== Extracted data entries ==
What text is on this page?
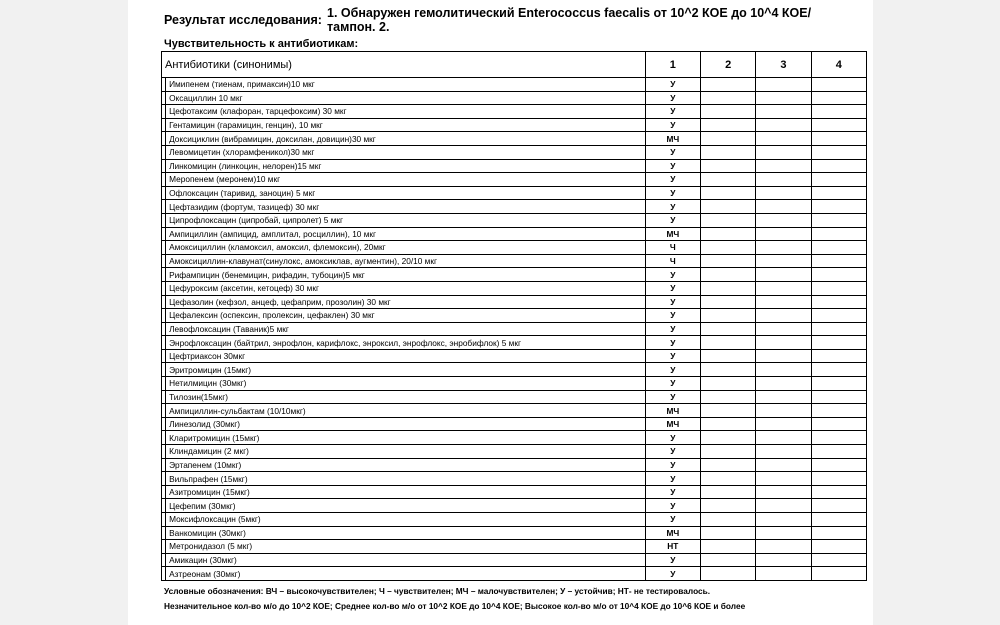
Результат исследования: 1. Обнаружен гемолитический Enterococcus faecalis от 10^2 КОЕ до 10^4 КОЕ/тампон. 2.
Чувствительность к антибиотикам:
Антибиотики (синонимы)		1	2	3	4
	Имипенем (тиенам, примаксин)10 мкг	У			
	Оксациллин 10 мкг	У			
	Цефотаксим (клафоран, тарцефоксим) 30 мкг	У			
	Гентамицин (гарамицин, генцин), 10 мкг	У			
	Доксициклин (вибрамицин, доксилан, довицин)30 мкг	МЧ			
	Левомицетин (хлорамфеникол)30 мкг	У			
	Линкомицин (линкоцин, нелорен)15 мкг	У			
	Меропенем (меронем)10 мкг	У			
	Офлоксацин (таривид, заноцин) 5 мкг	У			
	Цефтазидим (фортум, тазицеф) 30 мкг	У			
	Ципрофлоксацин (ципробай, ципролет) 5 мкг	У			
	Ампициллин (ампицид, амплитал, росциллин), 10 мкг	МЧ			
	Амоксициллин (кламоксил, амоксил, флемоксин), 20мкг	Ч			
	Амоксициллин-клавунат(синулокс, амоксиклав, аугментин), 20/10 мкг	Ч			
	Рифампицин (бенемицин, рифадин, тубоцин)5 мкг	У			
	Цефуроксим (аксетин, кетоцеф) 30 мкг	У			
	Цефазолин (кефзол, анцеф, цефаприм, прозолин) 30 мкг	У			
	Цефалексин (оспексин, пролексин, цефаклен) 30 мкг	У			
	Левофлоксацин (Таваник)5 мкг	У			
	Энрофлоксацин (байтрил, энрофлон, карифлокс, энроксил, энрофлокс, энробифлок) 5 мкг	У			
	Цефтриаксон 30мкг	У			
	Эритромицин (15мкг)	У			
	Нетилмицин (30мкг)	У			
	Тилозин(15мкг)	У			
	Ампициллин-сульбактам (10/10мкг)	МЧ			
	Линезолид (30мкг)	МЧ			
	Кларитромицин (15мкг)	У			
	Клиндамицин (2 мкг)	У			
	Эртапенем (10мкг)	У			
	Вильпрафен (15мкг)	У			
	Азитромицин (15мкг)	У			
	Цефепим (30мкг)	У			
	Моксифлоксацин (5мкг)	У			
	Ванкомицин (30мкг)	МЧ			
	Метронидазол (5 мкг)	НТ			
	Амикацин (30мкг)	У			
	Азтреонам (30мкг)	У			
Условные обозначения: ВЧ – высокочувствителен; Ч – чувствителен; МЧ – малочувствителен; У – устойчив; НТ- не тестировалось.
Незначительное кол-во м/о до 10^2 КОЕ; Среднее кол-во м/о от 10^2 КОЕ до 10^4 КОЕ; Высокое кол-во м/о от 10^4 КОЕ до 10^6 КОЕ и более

--

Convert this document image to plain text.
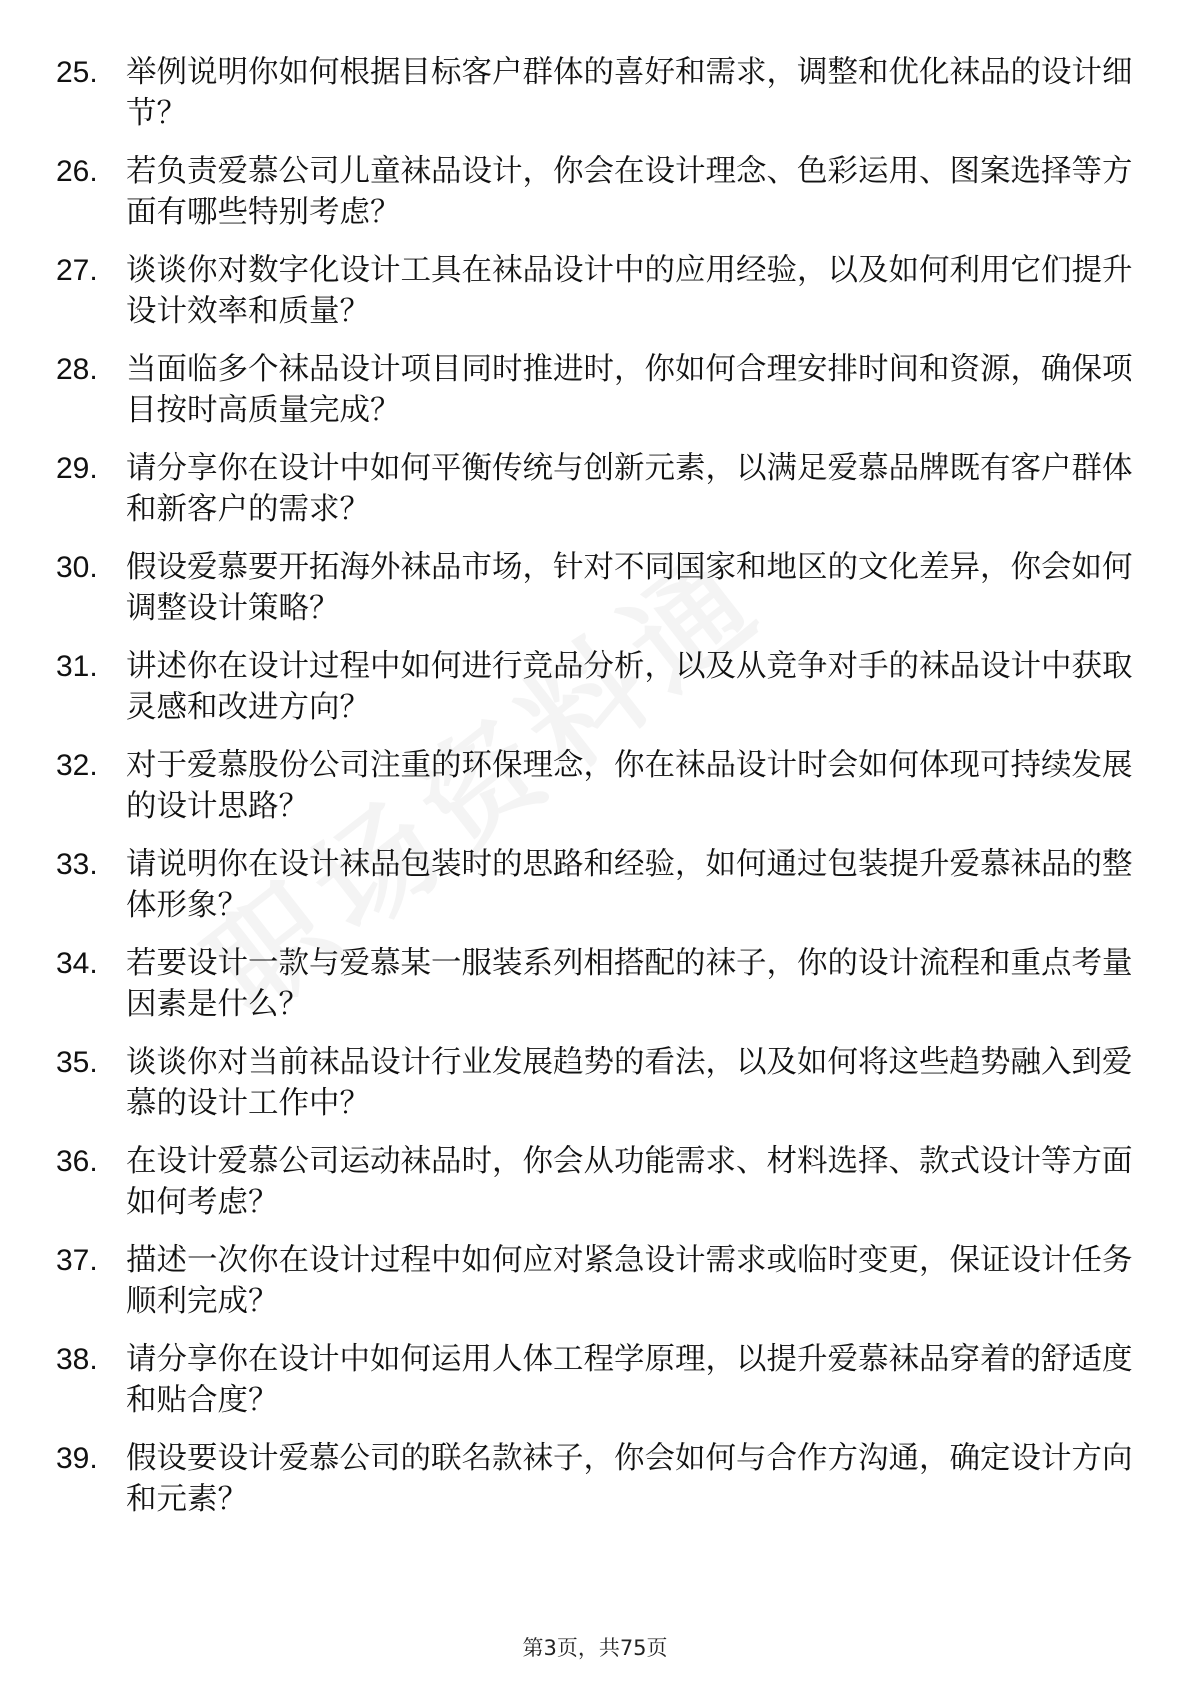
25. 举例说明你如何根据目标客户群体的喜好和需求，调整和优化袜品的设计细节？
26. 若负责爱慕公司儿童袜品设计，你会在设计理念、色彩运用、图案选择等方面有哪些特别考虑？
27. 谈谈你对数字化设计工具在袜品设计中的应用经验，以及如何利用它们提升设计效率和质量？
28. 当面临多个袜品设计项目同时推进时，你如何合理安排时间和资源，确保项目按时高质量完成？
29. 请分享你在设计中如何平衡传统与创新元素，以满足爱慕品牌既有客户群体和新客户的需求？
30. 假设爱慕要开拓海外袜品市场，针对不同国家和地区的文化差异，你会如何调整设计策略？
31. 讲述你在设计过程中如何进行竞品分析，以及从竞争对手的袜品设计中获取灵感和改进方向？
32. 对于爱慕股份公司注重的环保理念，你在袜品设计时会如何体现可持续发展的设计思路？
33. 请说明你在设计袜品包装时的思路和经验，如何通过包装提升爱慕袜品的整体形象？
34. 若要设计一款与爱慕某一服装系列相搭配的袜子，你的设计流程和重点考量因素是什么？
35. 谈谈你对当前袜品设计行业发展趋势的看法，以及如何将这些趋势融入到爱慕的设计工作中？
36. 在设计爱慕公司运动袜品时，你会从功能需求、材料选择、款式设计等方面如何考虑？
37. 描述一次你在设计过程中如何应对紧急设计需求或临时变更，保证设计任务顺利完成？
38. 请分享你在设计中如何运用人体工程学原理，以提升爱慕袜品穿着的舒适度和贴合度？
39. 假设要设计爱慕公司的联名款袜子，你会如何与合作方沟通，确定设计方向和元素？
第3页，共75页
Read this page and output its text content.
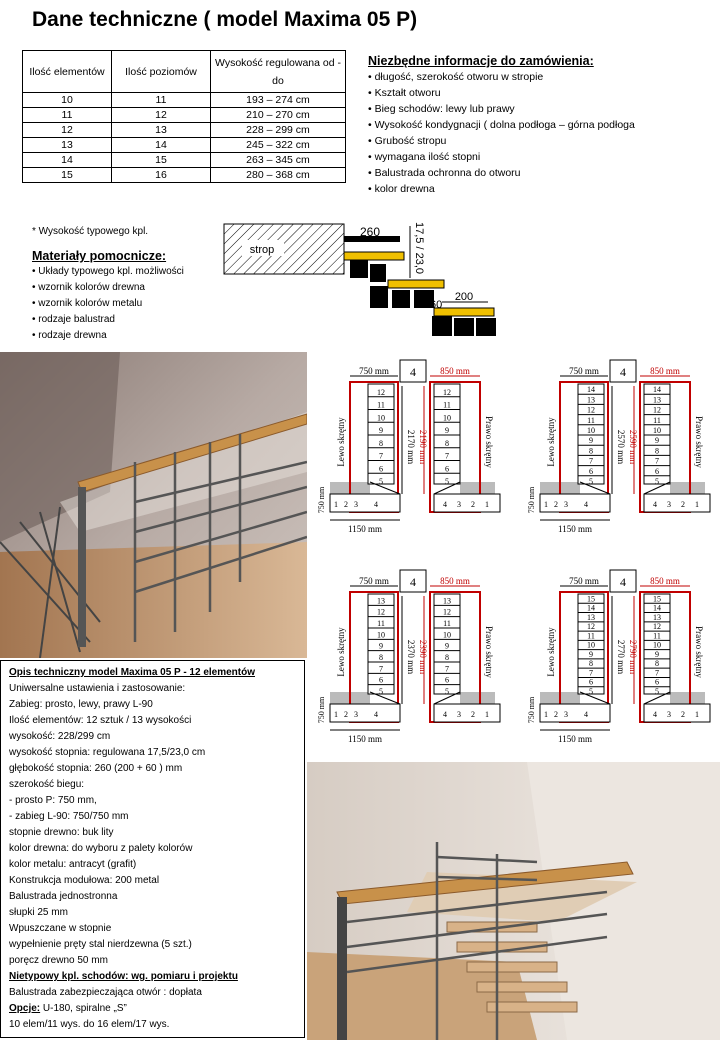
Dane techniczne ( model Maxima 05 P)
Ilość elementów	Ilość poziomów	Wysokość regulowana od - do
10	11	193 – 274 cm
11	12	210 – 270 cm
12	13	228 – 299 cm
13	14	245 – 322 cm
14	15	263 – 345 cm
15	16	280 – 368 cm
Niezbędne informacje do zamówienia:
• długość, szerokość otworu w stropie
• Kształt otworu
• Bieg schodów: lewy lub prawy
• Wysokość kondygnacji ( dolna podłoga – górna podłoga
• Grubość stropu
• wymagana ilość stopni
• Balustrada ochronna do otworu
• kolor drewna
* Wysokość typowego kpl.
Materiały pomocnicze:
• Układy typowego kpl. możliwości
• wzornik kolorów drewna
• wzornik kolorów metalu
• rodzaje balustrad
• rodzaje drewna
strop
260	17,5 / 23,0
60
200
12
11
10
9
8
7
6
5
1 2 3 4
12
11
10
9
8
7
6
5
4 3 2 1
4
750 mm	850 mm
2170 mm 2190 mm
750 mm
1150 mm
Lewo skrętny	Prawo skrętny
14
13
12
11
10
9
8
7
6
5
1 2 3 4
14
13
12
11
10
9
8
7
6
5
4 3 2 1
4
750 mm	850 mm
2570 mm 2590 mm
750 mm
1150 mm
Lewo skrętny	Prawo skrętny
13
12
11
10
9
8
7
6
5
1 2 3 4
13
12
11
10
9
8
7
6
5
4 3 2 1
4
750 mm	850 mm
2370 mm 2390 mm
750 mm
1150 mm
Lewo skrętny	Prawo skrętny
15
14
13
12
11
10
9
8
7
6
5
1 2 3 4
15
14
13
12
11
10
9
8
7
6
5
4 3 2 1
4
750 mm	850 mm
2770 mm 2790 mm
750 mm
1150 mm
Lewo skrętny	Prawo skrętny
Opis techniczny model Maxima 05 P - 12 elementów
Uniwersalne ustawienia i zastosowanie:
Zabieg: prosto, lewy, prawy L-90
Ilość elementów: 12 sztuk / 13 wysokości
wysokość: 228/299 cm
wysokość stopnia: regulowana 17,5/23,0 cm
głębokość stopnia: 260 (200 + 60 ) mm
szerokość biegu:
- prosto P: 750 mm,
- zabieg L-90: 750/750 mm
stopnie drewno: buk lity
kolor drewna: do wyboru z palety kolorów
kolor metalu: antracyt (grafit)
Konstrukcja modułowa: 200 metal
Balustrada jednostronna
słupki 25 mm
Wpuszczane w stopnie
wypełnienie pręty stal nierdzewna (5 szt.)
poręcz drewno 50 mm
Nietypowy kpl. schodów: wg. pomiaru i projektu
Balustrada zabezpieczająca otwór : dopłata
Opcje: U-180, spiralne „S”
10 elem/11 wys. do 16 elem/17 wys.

== Problem statement ==
Pull out all lines from the entries above that include the word "prosto".

== Solution to this exercise ==
Zabieg: prosto, lewy, prawy L-90
- prosto P: 750 mm,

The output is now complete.